- _PROBLEM STATEMENT_
Reproduce each record exactly.

- _RECORDS FOR THIS TASK_
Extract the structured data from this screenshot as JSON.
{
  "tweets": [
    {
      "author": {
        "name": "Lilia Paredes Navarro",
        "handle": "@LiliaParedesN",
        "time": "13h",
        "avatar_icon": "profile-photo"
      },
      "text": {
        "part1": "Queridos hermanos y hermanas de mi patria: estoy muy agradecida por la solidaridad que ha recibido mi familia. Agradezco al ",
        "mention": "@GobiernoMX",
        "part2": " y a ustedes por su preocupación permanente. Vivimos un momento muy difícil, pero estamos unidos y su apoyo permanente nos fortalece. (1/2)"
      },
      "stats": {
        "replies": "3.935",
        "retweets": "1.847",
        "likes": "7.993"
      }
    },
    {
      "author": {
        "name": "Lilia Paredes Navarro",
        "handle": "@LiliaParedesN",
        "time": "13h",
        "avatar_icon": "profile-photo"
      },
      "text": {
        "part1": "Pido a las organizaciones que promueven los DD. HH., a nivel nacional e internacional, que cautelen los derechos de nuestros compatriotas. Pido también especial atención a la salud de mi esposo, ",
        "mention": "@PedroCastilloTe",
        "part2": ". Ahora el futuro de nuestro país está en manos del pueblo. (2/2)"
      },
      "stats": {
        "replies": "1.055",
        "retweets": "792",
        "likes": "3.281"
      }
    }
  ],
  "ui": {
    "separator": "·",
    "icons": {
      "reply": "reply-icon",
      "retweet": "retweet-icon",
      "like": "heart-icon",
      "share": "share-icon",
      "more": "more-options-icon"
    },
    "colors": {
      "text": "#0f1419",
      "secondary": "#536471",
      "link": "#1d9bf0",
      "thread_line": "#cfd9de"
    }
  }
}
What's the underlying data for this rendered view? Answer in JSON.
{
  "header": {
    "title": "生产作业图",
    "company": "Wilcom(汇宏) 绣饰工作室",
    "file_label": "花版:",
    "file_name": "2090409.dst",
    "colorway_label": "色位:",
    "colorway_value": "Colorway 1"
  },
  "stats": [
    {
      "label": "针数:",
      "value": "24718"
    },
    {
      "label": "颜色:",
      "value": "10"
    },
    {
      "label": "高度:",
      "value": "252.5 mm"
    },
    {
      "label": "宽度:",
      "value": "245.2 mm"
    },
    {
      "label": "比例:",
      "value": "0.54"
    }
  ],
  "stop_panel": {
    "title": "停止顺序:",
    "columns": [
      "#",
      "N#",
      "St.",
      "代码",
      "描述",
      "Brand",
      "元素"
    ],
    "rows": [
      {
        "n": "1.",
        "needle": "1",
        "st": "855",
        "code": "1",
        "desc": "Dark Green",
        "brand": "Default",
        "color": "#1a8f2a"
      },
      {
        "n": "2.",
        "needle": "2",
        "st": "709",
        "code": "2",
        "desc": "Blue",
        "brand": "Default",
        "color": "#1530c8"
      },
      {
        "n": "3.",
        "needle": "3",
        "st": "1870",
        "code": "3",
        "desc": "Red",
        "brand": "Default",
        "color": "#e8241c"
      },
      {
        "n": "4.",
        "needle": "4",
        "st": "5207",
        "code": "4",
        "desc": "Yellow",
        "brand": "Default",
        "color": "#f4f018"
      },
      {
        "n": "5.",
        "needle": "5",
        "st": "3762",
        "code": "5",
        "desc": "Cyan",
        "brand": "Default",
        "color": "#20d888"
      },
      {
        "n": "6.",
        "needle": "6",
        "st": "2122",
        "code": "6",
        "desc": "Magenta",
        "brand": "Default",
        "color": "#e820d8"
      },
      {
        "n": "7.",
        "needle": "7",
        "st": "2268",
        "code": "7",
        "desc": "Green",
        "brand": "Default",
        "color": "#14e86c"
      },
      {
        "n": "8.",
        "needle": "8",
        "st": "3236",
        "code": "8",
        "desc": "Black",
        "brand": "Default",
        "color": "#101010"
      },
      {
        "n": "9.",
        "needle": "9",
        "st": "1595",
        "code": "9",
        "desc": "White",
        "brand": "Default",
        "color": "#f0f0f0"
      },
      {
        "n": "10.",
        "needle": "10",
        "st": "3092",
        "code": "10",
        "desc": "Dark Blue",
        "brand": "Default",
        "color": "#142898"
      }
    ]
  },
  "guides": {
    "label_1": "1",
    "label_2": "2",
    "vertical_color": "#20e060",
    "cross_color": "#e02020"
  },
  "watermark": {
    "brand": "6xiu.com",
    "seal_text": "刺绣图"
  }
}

- _EXERCISE ANSWER_
Extract the structured data from this screenshot as JSON.
{
  "tweets": [
    {
      "author": {
        "name": "Lilia Paredes Navarro",
        "handle": "@LiliaParedesN",
        "time": "13h",
        "avatar_icon": "profile-photo"
      },
      "text": {
        "part1": "Queridos hermanos y hermanas de mi patria: estoy muy agradecida por la solidaridad que ha recibido mi familia. Agradezco al ",
        "mention": "@GobiernoMX",
        "part2": " y a ustedes por su preocupación permanente. Vivimos un momento muy difícil, pero estamos unidos y su apoyo permanente nos fortalece. (1/2)"
      },
      "stats": {
        "replies": "3.935",
        "retweets": "1.847",
        "likes": "7.993"
      }
    },
    {
      "author": {
        "name": "Lilia Paredes Navarro",
        "handle": "@LiliaParedesN",
        "time": "13h",
        "avatar_icon": "profile-photo"
      },
      "text": {
        "part1": "Pido a las organizaciones que promueven los DD. HH., a nivel nacional e internacional, que cautelen los derechos de nuestros compatriotas. Pido también especial atención a la salud de mi esposo, ",
        "mention": "@PedroCastilloTe",
        "part2": ". Ahora el futuro de nuestro país está en manos del pueblo. (2/2)"
      },
      "stats": {
        "replies": "1.055",
        "retweets": "792",
        "likes": "3.281"
      }
    }
  ],
  "ui": {
    "separator": "·",
    "icons": {
      "reply": "reply-icon",
      "retweet": "retweet-icon",
      "like": "heart-icon",
      "share": "share-icon",
      "more": "more-options-icon"
    },
    "colors": {
      "text": "#0f1419",
      "secondary": "#536471",
      "link": "#1d9bf0",
      "thread_line": "#cfd9de"
    }
  }
}
What's the underlying data for this rendered view? Answer in JSON.
{
  "header": {
    "title": "生产作业图",
    "company": "Wilcom(汇宏) 绣饰工作室",
    "file_label": "花版:",
    "file_name": "2090409.dst",
    "colorway_label": "色位:",
    "colorway_value": "Colorway 1"
  },
  "stats": [
    {
      "label": "针数:",
      "value": "24718"
    },
    {
      "label": "颜色:",
      "value": "10"
    },
    {
      "label": "高度:",
      "value": "252.5 mm"
    },
    {
      "label": "宽度:",
      "value": "245.2 mm"
    },
    {
      "label": "比例:",
      "value": "0.54"
    }
  ],
  "stop_panel": {
    "title": "停止顺序:",
    "columns": [
      "#",
      "N#",
      "St.",
      "代码",
      "描述",
      "Brand",
      "元素"
    ],
    "rows": [
      {
        "n": "1.",
        "needle": "1",
        "st": "855",
        "code": "1",
        "desc": "Dark Green",
        "brand": "Default",
        "color": "#1a8f2a"
      },
      {
        "n": "2.",
        "needle": "2",
        "st": "709",
        "code": "2",
        "desc": "Blue",
        "brand": "Default",
        "color": "#1530c8"
      },
      {
        "n": "3.",
        "needle": "3",
        "st": "1870",
        "code": "3",
        "desc": "Red",
        "brand": "Default",
        "color": "#e8241c"
      },
      {
        "n": "4.",
        "needle": "4",
        "st": "5207",
        "code": "4",
        "desc": "Yellow",
        "brand": "Default",
        "color": "#f4f018"
      },
      {
        "n": "5.",
        "needle": "5",
        "st": "3762",
        "code": "5",
        "desc": "Cyan",
        "brand": "Default",
        "color": "#20d888"
      },
      {
        "n": "6.",
        "needle": "6",
        "st": "2122",
        "code": "6",
        "desc": "Magenta",
        "brand": "Default",
        "color": "#e820d8"
      },
      {
        "n": "7.",
        "needle": "7",
        "st": "2268",
        "code": "7",
        "desc": "Green",
        "brand": "Default",
        "color": "#14e86c"
      },
      {
        "n": "8.",
        "needle": "8",
        "st": "3236",
        "code": "8",
        "desc": "Black",
        "brand": "Default",
        "color": "#101010"
      },
      {
        "n": "9.",
        "needle": "9",
        "st": "1595",
        "code": "9",
        "desc": "White",
        "brand": "Default",
        "color": "#f0f0f0"
      },
      {
        "n": "10.",
        "needle": "10",
        "st": "3092",
        "code": "10",
        "desc": "Dark Blue",
        "brand": "Default",
        "color": "#142898"
      }
    ]
  },
  "guides": {
    "label_1": "1",
    "label_2": "2",
    "vertical_color": "#20e060",
    "cross_color": "#e02020"
  },
  "watermark": {
    "brand": "6xiu.com",
    "seal_text": "刺绣图"
  }
}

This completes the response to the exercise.